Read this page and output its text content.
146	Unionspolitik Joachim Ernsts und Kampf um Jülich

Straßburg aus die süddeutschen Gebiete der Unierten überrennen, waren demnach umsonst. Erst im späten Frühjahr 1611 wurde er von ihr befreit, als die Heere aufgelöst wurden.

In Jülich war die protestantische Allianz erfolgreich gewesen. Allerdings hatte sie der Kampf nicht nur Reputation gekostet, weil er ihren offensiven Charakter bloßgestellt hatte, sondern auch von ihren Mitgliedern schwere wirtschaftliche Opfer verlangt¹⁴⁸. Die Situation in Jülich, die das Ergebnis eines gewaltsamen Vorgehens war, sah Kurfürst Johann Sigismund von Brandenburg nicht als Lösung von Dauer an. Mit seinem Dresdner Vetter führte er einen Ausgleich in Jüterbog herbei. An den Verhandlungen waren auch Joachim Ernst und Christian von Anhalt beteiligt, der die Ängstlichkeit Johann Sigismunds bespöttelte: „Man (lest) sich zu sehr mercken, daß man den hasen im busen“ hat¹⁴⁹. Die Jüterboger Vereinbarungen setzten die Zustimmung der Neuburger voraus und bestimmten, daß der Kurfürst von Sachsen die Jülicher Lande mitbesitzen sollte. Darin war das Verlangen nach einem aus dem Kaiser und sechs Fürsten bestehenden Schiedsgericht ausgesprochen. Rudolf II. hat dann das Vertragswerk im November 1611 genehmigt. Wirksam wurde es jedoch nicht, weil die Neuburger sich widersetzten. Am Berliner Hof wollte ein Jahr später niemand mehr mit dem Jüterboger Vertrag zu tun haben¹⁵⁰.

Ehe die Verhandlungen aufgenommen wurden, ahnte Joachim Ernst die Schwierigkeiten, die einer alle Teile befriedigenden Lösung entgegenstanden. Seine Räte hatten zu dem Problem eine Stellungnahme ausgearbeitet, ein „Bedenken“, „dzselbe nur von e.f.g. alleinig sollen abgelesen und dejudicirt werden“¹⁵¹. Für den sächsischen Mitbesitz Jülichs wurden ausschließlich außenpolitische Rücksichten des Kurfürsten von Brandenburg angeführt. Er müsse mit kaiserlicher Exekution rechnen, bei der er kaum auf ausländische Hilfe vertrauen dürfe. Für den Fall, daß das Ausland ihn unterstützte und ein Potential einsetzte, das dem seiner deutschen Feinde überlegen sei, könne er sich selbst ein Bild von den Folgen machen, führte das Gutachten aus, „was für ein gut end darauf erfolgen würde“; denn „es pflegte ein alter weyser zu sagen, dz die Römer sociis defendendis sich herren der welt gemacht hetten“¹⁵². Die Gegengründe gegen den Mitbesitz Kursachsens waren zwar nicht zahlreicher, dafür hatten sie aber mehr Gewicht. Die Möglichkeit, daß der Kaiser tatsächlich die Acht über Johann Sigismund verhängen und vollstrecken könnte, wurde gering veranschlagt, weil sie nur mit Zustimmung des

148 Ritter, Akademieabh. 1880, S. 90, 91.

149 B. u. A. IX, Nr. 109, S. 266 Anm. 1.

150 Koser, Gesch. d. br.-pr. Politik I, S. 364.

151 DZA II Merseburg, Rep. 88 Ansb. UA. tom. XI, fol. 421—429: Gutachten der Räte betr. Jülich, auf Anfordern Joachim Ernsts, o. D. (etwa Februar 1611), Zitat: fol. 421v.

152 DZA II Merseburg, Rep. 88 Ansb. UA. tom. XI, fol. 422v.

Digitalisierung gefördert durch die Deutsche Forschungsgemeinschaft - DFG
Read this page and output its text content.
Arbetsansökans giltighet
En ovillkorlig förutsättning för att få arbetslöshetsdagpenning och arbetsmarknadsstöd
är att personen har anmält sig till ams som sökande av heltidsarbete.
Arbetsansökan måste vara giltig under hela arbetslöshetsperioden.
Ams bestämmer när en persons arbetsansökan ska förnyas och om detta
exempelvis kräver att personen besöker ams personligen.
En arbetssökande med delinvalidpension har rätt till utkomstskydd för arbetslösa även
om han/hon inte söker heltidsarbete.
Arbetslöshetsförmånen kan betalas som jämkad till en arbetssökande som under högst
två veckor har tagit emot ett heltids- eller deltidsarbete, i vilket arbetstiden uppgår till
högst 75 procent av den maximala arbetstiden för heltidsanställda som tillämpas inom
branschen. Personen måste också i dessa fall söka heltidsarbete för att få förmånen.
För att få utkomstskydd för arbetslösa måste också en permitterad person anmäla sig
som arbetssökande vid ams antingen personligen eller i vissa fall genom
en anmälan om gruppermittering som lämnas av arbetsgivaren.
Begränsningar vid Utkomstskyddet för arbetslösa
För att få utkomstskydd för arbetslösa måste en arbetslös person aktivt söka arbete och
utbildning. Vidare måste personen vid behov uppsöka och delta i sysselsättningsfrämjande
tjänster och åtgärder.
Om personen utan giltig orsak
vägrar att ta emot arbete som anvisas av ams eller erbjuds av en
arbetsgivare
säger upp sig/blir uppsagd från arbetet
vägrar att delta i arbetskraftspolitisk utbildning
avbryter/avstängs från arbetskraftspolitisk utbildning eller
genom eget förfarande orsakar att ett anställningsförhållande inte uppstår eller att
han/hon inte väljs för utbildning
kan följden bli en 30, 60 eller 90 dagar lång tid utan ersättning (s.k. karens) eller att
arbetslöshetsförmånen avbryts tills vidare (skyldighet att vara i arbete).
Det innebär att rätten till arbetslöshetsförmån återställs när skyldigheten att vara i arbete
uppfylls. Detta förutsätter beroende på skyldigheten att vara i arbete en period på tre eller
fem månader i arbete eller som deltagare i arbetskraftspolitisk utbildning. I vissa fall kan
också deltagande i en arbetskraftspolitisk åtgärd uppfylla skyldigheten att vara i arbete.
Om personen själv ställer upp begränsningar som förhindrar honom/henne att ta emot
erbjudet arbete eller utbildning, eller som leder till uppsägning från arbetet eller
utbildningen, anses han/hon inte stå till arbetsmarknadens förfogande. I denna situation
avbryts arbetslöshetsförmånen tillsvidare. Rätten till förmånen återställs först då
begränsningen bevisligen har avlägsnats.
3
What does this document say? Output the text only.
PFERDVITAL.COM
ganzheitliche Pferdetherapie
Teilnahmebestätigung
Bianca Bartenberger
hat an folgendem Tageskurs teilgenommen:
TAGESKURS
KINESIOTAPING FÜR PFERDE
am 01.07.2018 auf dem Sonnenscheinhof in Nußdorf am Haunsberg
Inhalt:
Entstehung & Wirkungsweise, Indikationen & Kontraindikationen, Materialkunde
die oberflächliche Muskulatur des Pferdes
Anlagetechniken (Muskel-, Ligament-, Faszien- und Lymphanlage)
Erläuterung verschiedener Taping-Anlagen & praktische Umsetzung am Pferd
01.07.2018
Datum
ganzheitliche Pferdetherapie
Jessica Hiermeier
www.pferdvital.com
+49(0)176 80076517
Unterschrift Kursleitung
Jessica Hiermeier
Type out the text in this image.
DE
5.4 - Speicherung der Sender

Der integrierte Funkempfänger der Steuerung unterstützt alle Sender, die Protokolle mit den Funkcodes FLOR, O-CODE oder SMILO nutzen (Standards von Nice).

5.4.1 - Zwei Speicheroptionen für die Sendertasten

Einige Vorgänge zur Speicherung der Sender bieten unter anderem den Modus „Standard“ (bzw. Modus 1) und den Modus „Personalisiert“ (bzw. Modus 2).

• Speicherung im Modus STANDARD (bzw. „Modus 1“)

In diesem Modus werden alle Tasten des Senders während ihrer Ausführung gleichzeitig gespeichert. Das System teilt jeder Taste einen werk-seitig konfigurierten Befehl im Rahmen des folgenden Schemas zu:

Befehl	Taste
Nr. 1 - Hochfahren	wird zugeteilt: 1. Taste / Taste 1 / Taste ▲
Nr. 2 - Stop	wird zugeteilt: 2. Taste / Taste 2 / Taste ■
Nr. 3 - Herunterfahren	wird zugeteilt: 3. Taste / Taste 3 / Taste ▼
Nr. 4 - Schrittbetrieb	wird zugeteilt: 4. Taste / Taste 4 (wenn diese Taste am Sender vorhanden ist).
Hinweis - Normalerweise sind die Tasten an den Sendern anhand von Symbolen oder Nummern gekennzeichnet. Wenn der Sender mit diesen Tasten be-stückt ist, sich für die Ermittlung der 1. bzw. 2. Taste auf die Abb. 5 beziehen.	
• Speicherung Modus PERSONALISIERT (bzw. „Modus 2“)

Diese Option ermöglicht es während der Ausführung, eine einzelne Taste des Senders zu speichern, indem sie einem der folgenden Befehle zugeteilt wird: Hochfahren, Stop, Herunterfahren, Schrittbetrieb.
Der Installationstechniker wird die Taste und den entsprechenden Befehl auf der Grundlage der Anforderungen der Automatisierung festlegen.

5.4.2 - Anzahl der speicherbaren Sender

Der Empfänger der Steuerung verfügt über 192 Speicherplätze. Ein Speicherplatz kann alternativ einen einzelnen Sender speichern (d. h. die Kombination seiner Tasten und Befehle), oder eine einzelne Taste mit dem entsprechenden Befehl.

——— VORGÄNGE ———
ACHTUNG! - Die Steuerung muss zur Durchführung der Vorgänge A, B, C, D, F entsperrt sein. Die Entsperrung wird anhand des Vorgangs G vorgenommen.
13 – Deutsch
*****
## ACTION ITEM
Your response should contain each line of the entries above that holds the string "eller".

## WRITTEN SOLUTION
två veckor har tagit emot ett heltids- eller deltidsarbete, i vilket arbetstiden uppgår till
som arbetssökande vid ams antingen personligen eller i vissa fall genom
vägrar att ta emot arbete som anvisas av ams eller erbjuds av en
avbryter/avstängs från arbetskraftspolitisk utbildning eller
genom eget förfarande orsakar att ett anställningsförhållande inte uppstår eller att
kan följden bli en 30, 60 eller 90 dagar lång tid utan ersättning (s.k. karens) eller att
uppfylls. Detta förutsätter beroende på skyldigheten att vara i arbete en period på tre eller
fem månader i arbete eller som deltagare i arbetskraftspolitisk utbildning. I vissa fall kan
erbjudet arbete eller utbildning, eller som leder till uppsägning från arbetet eller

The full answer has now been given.